Under this task are some entries; return every one of them exactly.

_ _ _ _

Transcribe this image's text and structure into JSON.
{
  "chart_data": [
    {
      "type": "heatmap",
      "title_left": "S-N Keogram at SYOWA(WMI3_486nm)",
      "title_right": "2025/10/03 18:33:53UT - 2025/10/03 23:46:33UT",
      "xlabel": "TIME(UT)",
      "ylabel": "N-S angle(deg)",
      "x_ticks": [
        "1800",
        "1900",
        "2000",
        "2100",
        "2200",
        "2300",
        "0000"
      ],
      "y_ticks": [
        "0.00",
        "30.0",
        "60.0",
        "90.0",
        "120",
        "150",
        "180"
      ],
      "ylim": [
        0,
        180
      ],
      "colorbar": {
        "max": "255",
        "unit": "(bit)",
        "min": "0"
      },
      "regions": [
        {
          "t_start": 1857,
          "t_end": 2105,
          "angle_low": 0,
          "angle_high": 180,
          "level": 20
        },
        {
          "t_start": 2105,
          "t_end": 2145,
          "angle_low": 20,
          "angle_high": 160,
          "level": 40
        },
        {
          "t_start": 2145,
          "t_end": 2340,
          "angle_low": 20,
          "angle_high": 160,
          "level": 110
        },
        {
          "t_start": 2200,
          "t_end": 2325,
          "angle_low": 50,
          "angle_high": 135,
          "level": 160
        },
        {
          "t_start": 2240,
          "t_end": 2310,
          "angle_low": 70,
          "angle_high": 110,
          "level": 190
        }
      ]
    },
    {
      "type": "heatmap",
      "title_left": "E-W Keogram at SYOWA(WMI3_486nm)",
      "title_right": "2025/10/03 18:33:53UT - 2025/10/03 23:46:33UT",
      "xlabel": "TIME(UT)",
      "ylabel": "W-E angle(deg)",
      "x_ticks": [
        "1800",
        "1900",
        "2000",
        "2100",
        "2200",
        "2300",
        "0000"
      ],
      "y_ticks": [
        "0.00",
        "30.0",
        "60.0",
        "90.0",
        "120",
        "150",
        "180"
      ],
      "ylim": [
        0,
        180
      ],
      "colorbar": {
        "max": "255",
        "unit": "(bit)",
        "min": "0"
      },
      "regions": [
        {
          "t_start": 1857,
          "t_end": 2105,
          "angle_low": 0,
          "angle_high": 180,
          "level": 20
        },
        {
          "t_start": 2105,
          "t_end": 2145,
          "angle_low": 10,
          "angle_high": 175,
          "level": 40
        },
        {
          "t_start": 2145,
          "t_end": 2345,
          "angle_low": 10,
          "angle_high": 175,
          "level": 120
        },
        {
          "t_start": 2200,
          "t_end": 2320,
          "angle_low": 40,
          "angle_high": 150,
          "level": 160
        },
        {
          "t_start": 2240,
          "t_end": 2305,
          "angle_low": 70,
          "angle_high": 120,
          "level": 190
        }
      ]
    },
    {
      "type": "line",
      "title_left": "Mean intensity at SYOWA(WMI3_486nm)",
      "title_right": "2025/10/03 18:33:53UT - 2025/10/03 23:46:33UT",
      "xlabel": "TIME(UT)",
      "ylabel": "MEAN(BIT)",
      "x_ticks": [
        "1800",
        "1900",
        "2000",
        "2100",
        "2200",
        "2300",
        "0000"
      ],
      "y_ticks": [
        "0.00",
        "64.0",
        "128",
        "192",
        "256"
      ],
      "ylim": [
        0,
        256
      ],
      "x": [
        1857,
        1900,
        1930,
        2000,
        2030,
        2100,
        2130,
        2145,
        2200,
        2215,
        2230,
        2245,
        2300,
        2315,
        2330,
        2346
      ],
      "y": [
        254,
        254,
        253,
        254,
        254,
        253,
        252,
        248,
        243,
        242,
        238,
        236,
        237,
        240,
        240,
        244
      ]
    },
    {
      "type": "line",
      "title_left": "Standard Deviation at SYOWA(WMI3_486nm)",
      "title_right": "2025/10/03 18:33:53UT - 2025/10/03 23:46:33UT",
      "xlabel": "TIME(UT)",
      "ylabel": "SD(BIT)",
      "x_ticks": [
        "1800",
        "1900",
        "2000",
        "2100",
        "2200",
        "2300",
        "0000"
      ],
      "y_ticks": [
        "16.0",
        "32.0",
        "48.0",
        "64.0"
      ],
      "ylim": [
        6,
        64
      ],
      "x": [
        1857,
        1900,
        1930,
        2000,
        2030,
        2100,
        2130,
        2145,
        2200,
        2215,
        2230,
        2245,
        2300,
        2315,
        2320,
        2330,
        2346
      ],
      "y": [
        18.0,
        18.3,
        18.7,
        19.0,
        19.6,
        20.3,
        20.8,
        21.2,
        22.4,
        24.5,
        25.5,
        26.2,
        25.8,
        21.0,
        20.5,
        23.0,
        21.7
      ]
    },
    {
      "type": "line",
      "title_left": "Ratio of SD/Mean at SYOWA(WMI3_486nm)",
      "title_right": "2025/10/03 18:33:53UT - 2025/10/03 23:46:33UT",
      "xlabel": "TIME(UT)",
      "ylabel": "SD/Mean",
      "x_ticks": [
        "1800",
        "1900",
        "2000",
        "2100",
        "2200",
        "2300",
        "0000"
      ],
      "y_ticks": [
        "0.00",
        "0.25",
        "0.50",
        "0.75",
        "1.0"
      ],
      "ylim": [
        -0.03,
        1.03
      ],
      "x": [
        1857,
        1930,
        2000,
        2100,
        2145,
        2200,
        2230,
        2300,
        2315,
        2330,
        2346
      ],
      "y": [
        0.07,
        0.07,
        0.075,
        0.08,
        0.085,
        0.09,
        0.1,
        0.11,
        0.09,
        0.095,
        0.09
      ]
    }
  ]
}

_ _ _ _

● Answer below
Transcribe this image's text and structure into JSON.
{
  "chart_data": [
    {
      "type": "heatmap",
      "title_left": "S-N Keogram at SYOWA(WMI3_486nm)",
      "title_right": "2025/10/03 18:33:53UT - 2025/10/03 23:46:33UT",
      "xlabel": "TIME(UT)",
      "ylabel": "N-S angle(deg)",
      "x_ticks": [
        "1800",
        "1900",
        "2000",
        "2100",
        "2200",
        "2300",
        "0000"
      ],
      "y_ticks": [
        "0.00",
        "30.0",
        "60.0",
        "90.0",
        "120",
        "150",
        "180"
      ],
      "ylim": [
        0,
        180
      ],
      "colorbar": {
        "max": "255",
        "unit": "(bit)",
        "min": "0"
      },
      "regions": [
        {
          "t_start": 1857,
          "t_end": 2105,
          "angle_low": 0,
          "angle_high": 180,
          "level": 20
        },
        {
          "t_start": 2105,
          "t_end": 2145,
          "angle_low": 20,
          "angle_high": 160,
          "level": 40
        },
        {
          "t_start": 2145,
          "t_end": 2340,
          "angle_low": 20,
          "angle_high": 160,
          "level": 110
        },
        {
          "t_start": 2200,
          "t_end": 2325,
          "angle_low": 50,
          "angle_high": 135,
          "level": 160
        },
        {
          "t_start": 2240,
          "t_end": 2310,
          "angle_low": 70,
          "angle_high": 110,
          "level": 190
        }
      ]
    },
    {
      "type": "heatmap",
      "title_left": "E-W Keogram at SYOWA(WMI3_486nm)",
      "title_right": "2025/10/03 18:33:53UT - 2025/10/03 23:46:33UT",
      "xlabel": "TIME(UT)",
      "ylabel": "W-E angle(deg)",
      "x_ticks": [
        "1800",
        "1900",
        "2000",
        "2100",
        "2200",
        "2300",
        "0000"
      ],
      "y_ticks": [
        "0.00",
        "30.0",
        "60.0",
        "90.0",
        "120",
        "150",
        "180"
      ],
      "ylim": [
        0,
        180
      ],
      "colorbar": {
        "max": "255",
        "unit": "(bit)",
        "min": "0"
      },
      "regions": [
        {
          "t_start": 1857,
          "t_end": 2105,
          "angle_low": 0,
          "angle_high": 180,
          "level": 20
        },
        {
          "t_start": 2105,
          "t_end": 2145,
          "angle_low": 10,
          "angle_high": 175,
          "level": 40
        },
        {
          "t_start": 2145,
          "t_end": 2345,
          "angle_low": 10,
          "angle_high": 175,
          "level": 120
        },
        {
          "t_start": 2200,
          "t_end": 2320,
          "angle_low": 40,
          "angle_high": 150,
          "level": 160
        },
        {
          "t_start": 2240,
          "t_end": 2305,
          "angle_low": 70,
          "angle_high": 120,
          "level": 190
        }
      ]
    },
    {
      "type": "line",
      "title_left": "Mean intensity at SYOWA(WMI3_486nm)",
      "title_right": "2025/10/03 18:33:53UT - 2025/10/03 23:46:33UT",
      "xlabel": "TIME(UT)",
      "ylabel": "MEAN(BIT)",
      "x_ticks": [
        "1800",
        "1900",
        "2000",
        "2100",
        "2200",
        "2300",
        "0000"
      ],
      "y_ticks": [
        "0.00",
        "64.0",
        "128",
        "192",
        "256"
      ],
      "ylim": [
        0,
        256
      ],
      "x": [
        1857,
        1900,
        1930,
        2000,
        2030,
        2100,
        2130,
        2145,
        2200,
        2215,
        2230,
        2245,
        2300,
        2315,
        2330,
        2346
      ],
      "y": [
        254,
        254,
        253,
        254,
        254,
        253,
        252,
        248,
        243,
        242,
        238,
        236,
        237,
        240,
        240,
        244
      ]
    },
    {
      "type": "line",
      "title_left": "Standard Deviation at SYOWA(WMI3_486nm)",
      "title_right": "2025/10/03 18:33:53UT - 2025/10/03 23:46:33UT",
      "xlabel": "TIME(UT)",
      "ylabel": "SD(BIT)",
      "x_ticks": [
        "1800",
        "1900",
        "2000",
        "2100",
        "2200",
        "2300",
        "0000"
      ],
      "y_ticks": [
        "16.0",
        "32.0",
        "48.0",
        "64.0"
      ],
      "ylim": [
        6,
        64
      ],
      "x": [
        1857,
        1900,
        1930,
        2000,
        2030,
        2100,
        2130,
        2145,
        2200,
        2215,
        2230,
        2245,
        2300,
        2315,
        2320,
        2330,
        2346
      ],
      "y": [
        18.0,
        18.3,
        18.7,
        19.0,
        19.6,
        20.3,
        20.8,
        21.2,
        22.4,
        24.5,
        25.5,
        26.2,
        25.8,
        21.0,
        20.5,
        23.0,
        21.7
      ]
    },
    {
      "type": "line",
      "title_left": "Ratio of SD/Mean at SYOWA(WMI3_486nm)",
      "title_right": "2025/10/03 18:33:53UT - 2025/10/03 23:46:33UT",
      "xlabel": "TIME(UT)",
      "ylabel": "SD/Mean",
      "x_ticks": [
        "1800",
        "1900",
        "2000",
        "2100",
        "2200",
        "2300",
        "0000"
      ],
      "y_ticks": [
        "0.00",
        "0.25",
        "0.50",
        "0.75",
        "1.0"
      ],
      "ylim": [
        -0.03,
        1.03
      ],
      "x": [
        1857,
        1930,
        2000,
        2100,
        2145,
        2200,
        2230,
        2300,
        2315,
        2330,
        2346
      ],
      "y": [
        0.07,
        0.07,
        0.075,
        0.08,
        0.085,
        0.09,
        0.1,
        0.11,
        0.09,
        0.095,
        0.09
      ]
    }
  ]
}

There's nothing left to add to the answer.